**What to work on**. A verbatim copy of the records is required, with all pictures left out.

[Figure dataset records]
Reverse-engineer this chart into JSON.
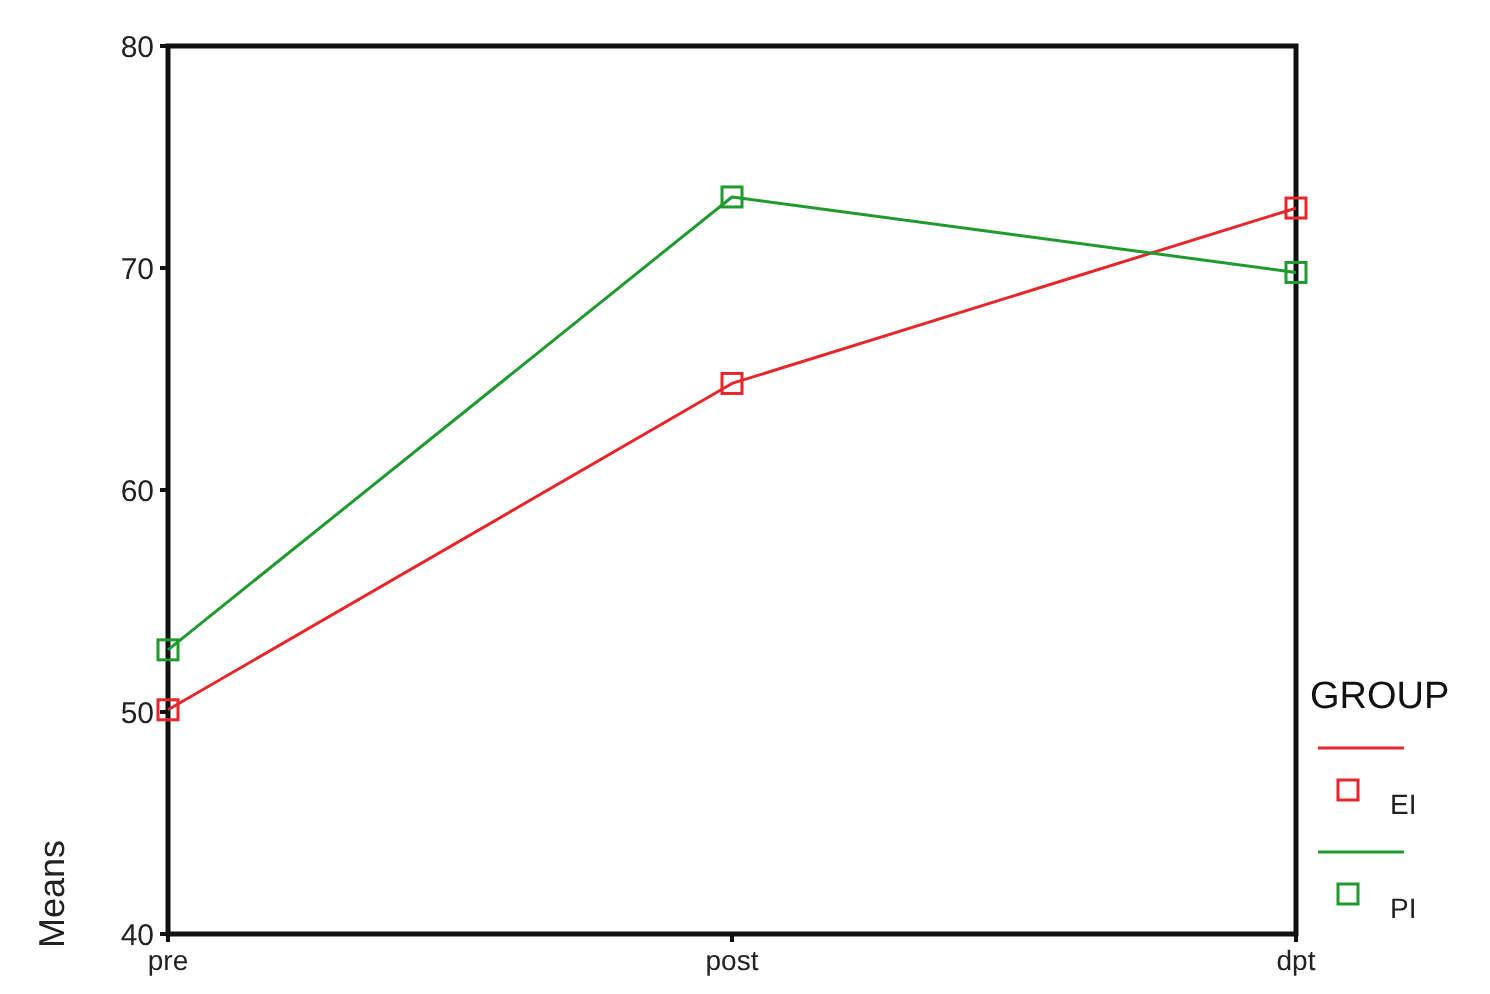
{
  "chart_data": {
    "type": "line",
    "ylabel": "Means",
    "legend_title": "GROUP",
    "categories": [
      "pre",
      "post",
      "dpt"
    ],
    "series": [
      {
        "name": "EI",
        "color": "#e8262a",
        "values": [
          50.1,
          64.8,
          72.7
        ]
      },
      {
        "name": "PI",
        "color": "#1f9a2e",
        "values": [
          52.8,
          73.2,
          69.8
        ]
      }
    ],
    "ylim": [
      40,
      80
    ],
    "yticks": [
      40,
      50,
      60,
      70,
      80
    ],
    "marker": "square",
    "legend": "right",
    "grid": false
  }
}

**Written answer**.
Reverse-engineer this chart into JSON.
{
  "chart_data": {
    "type": "line",
    "ylabel": "Means",
    "legend_title": "GROUP",
    "categories": [
      "pre",
      "post",
      "dpt"
    ],
    "series": [
      {
        "name": "EI",
        "color": "#e8262a",
        "values": [
          50.1,
          64.8,
          72.7
        ]
      },
      {
        "name": "PI",
        "color": "#1f9a2e",
        "values": [
          52.8,
          73.2,
          69.8
        ]
      }
    ],
    "ylim": [
      40,
      80
    ],
    "yticks": [
      40,
      50,
      60,
      70,
      80
    ],
    "marker": "square",
    "legend": "right",
    "grid": false
  }
}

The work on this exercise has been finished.